[START OF Recorded information]

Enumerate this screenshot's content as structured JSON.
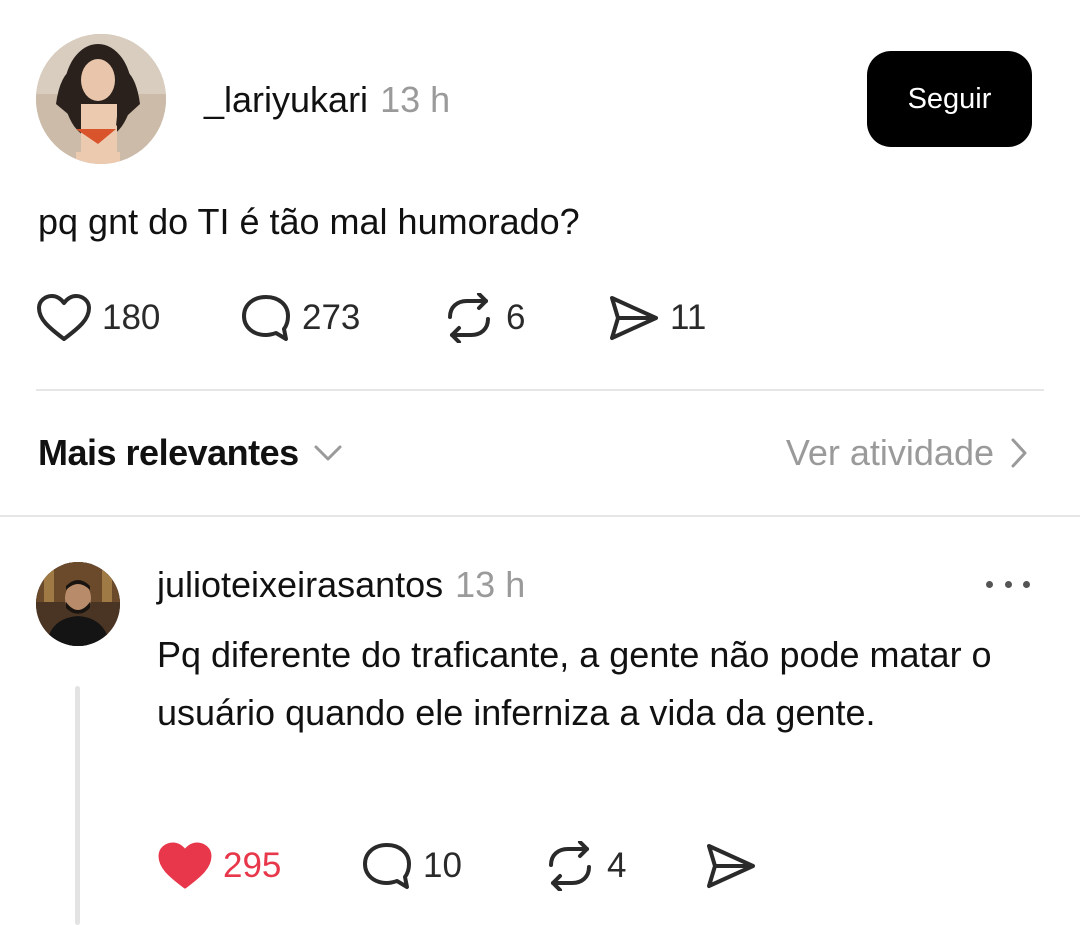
{
  "post": {
    "author": "_lariyukari",
    "time": "13 h",
    "follow_label": "Seguir",
    "text": "pq gnt do TI é tão mal humorado?",
    "likes": "180",
    "comments": "273",
    "reposts": "6",
    "shares": "11"
  },
  "sort": {
    "label": "Mais relevantes",
    "activity_label": "Ver atividade"
  },
  "reply": {
    "author": "julioteixeirasantos",
    "time": "13 h",
    "text": "Pq diferente do traficante, a gente não pode matar o usuário quando ele inferniza a vida da gente.",
    "likes": "295",
    "liked": true,
    "comments": "10",
    "reposts": "4"
  },
  "icons": {
    "like": "heart-icon",
    "comment": "speech-bubble-icon",
    "repost": "repost-arrows-icon",
    "share": "paper-plane-icon",
    "more": "ellipsis-icon"
  },
  "colors": {
    "like_active": "#e8364a",
    "muted_text": "#9a9a9a",
    "follow_button_bg": "#000000"
  }
}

[END OF Recorded information]

**Given exercise:** Transcribe the full listing above exactly, with the images removed.

**Solution to this problem:**
Enumerate this screenshot's content as structured JSON.
{
  "post": {
    "author": "_lariyukari",
    "time": "13 h",
    "follow_label": "Seguir",
    "text": "pq gnt do TI é tão mal humorado?",
    "likes": "180",
    "comments": "273",
    "reposts": "6",
    "shares": "11"
  },
  "sort": {
    "label": "Mais relevantes",
    "activity_label": "Ver atividade"
  },
  "reply": {
    "author": "julioteixeirasantos",
    "time": "13 h",
    "text": "Pq diferente do traficante, a gente não pode matar o usuário quando ele inferniza a vida da gente.",
    "likes": "295",
    "liked": true,
    "comments": "10",
    "reposts": "4"
  },
  "icons": {
    "like": "heart-icon",
    "comment": "speech-bubble-icon",
    "repost": "repost-arrows-icon",
    "share": "paper-plane-icon",
    "more": "ellipsis-icon"
  },
  "colors": {
    "like_active": "#e8364a",
    "muted_text": "#9a9a9a",
    "follow_button_bg": "#000000"
  }
}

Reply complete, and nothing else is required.